# WORK TO BE COMPLETED
Repeat, exactly and completely, the entries shown underneath.

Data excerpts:
***

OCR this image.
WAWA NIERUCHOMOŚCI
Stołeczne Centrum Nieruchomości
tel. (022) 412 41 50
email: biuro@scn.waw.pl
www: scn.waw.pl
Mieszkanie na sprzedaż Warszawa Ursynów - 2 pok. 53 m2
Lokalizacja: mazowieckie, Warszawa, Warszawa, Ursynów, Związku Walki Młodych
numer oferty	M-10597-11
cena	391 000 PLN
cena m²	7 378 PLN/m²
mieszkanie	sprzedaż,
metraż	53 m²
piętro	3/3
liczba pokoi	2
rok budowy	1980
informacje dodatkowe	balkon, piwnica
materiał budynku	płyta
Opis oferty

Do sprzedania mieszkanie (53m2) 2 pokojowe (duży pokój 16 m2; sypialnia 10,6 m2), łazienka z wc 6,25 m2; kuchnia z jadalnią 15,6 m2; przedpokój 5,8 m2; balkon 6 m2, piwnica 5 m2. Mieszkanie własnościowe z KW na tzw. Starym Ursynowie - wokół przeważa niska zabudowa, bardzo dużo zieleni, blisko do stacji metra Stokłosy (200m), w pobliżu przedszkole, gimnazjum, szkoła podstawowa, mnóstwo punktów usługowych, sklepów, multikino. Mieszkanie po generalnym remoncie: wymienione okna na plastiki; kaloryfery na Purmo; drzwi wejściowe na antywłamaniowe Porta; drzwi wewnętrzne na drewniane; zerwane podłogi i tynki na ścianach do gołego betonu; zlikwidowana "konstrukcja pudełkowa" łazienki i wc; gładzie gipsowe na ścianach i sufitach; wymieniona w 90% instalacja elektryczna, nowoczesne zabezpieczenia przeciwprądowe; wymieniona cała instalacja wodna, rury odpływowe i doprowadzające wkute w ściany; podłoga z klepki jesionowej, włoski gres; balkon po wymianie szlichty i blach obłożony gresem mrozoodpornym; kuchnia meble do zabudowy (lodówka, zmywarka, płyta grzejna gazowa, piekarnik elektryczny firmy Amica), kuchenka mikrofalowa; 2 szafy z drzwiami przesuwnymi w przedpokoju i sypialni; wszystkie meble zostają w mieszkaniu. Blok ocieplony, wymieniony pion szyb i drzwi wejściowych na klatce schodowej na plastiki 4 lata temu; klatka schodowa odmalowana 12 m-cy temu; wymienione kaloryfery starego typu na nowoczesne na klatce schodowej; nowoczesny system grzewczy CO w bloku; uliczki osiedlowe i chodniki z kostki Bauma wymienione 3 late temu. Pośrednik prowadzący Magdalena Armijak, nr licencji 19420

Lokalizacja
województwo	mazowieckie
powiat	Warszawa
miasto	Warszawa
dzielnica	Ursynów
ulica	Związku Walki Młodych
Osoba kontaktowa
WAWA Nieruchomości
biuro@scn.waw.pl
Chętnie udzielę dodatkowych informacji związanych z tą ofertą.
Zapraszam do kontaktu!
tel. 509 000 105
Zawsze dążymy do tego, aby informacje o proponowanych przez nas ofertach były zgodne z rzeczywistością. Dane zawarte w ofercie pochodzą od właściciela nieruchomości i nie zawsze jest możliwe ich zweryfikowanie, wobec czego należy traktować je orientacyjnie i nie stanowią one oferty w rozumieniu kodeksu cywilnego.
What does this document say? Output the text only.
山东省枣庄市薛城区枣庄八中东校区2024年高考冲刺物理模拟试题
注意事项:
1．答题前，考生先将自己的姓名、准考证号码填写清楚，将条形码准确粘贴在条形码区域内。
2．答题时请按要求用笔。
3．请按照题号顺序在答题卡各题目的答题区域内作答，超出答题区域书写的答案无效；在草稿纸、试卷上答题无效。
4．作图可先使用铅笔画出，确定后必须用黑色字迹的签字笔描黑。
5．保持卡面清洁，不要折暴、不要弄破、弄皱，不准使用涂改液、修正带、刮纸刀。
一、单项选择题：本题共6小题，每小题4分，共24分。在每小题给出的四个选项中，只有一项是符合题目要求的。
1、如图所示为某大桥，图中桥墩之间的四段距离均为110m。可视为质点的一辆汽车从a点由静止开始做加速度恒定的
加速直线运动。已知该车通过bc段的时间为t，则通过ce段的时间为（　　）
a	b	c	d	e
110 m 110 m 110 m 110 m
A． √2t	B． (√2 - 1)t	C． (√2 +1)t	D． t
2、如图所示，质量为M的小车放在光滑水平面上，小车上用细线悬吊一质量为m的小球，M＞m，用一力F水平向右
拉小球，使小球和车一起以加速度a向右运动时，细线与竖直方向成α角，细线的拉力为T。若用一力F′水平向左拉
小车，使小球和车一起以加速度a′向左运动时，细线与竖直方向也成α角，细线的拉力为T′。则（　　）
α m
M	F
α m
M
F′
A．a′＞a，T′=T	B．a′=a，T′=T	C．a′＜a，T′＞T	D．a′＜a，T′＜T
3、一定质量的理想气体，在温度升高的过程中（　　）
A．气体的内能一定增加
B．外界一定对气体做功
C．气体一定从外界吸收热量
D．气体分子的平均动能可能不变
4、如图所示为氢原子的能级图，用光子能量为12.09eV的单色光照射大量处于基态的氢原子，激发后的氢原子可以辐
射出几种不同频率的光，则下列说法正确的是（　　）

***

# EXERCISE SOLUTION
OCR this image.
WAWA NIERUCHOMOŚCI
Stołeczne Centrum Nieruchomości
tel. (022) 412 41 50
email: biuro@scn.waw.pl
www: scn.waw.pl
Mieszkanie na sprzedaż Warszawa Ursynów - 2 pok. 53 m2
Lokalizacja: mazowieckie, Warszawa, Warszawa, Ursynów, Związku Walki Młodych
numer oferty	M-10597-11
cena	391 000 PLN
cena m²	7 378 PLN/m²
mieszkanie	sprzedaż,
metraż	53 m²
piętro	3/3
liczba pokoi	2
rok budowy	1980
informacje dodatkowe	balkon, piwnica
materiał budynku	płyta
Opis oferty

Do sprzedania mieszkanie (53m2) 2 pokojowe (duży pokój 16 m2; sypialnia 10,6 m2), łazienka z wc 6,25 m2; kuchnia z jadalnią 15,6 m2; przedpokój 5,8 m2; balkon 6 m2, piwnica 5 m2. Mieszkanie własnościowe z KW na tzw. Starym Ursynowie - wokół przeważa niska zabudowa, bardzo dużo zieleni, blisko do stacji metra Stokłosy (200m), w pobliżu przedszkole, gimnazjum, szkoła podstawowa, mnóstwo punktów usługowych, sklepów, multikino. Mieszkanie po generalnym remoncie: wymienione okna na plastiki; kaloryfery na Purmo; drzwi wejściowe na antywłamaniowe Porta; drzwi wewnętrzne na drewniane; zerwane podłogi i tynki na ścianach do gołego betonu; zlikwidowana "konstrukcja pudełkowa" łazienki i wc; gładzie gipsowe na ścianach i sufitach; wymieniona w 90% instalacja elektryczna, nowoczesne zabezpieczenia przeciwprądowe; wymieniona cała instalacja wodna, rury odpływowe i doprowadzające wkute w ściany; podłoga z klepki jesionowej, włoski gres; balkon po wymianie szlichty i blach obłożony gresem mrozoodpornym; kuchnia meble do zabudowy (lodówka, zmywarka, płyta grzejna gazowa, piekarnik elektryczny firmy Amica), kuchenka mikrofalowa; 2 szafy z drzwiami przesuwnymi w przedpokoju i sypialni; wszystkie meble zostają w mieszkaniu. Blok ocieplony, wymieniony pion szyb i drzwi wejściowych na klatce schodowej na plastiki 4 lata temu; klatka schodowa odmalowana 12 m-cy temu; wymienione kaloryfery starego typu na nowoczesne na klatce schodowej; nowoczesny system grzewczy CO w bloku; uliczki osiedlowe i chodniki z kostki Bauma wymienione 3 late temu. Pośrednik prowadzący Magdalena Armijak, nr licencji 19420

Lokalizacja
województwo	mazowieckie
powiat	Warszawa
miasto	Warszawa
dzielnica	Ursynów
ulica	Związku Walki Młodych
Osoba kontaktowa
WAWA Nieruchomości
biuro@scn.waw.pl
Chętnie udzielę dodatkowych informacji związanych z tą ofertą.
Zapraszam do kontaktu!
tel. 509 000 105
Zawsze dążymy do tego, aby informacje o proponowanych przez nas ofertach były zgodne z rzeczywistością. Dane zawarte w ofercie pochodzą od właściciela nieruchomości i nie zawsze jest możliwe ich zweryfikowanie, wobec czego należy traktować je orientacyjnie i nie stanowią one oferty w rozumieniu kodeksu cywilnego.
What does this document say? Output the text only.
山东省枣庄市薛城区枣庄八中东校区2024年高考冲刺物理模拟试题
注意事项:
1．答题前，考生先将自己的姓名、准考证号码填写清楚，将条形码准确粘贴在条形码区域内。
2．答题时请按要求用笔。
3．请按照题号顺序在答题卡各题目的答题区域内作答，超出答题区域书写的答案无效；在草稿纸、试卷上答题无效。
4．作图可先使用铅笔画出，确定后必须用黑色字迹的签字笔描黑。
5．保持卡面清洁，不要折暴、不要弄破、弄皱，不准使用涂改液、修正带、刮纸刀。
一、单项选择题：本题共6小题，每小题4分，共24分。在每小题给出的四个选项中，只有一项是符合题目要求的。
1、如图所示为某大桥，图中桥墩之间的四段距离均为110m。可视为质点的一辆汽车从a点由静止开始做加速度恒定的
加速直线运动。已知该车通过bc段的时间为t，则通过ce段的时间为（　　）
a	b	c	d	e
110 m 110 m 110 m 110 m
A． √2t	B． (√2 - 1)t	C． (√2 +1)t	D． t
2、如图所示，质量为M的小车放在光滑水平面上，小车上用细线悬吊一质量为m的小球，M＞m，用一力F水平向右
拉小球，使小球和车一起以加速度a向右运动时，细线与竖直方向成α角，细线的拉力为T。若用一力F′水平向左拉
小车，使小球和车一起以加速度a′向左运动时，细线与竖直方向也成α角，细线的拉力为T′。则（　　）
α m
M	F
α m
M
F′
A．a′＞a，T′=T	B．a′=a，T′=T	C．a′＜a，T′＞T	D．a′＜a，T′＜T
3、一定质量的理想气体，在温度升高的过程中（　　）
A．气体的内能一定增加
B．外界一定对气体做功
C．气体一定从外界吸收热量
D．气体分子的平均动能可能不变
4、如图所示为氢原子的能级图，用光子能量为12.09eV的单色光照射大量处于基态的氢原子，激发后的氢原子可以辐
射出几种不同频率的光，则下列说法正确的是（　　）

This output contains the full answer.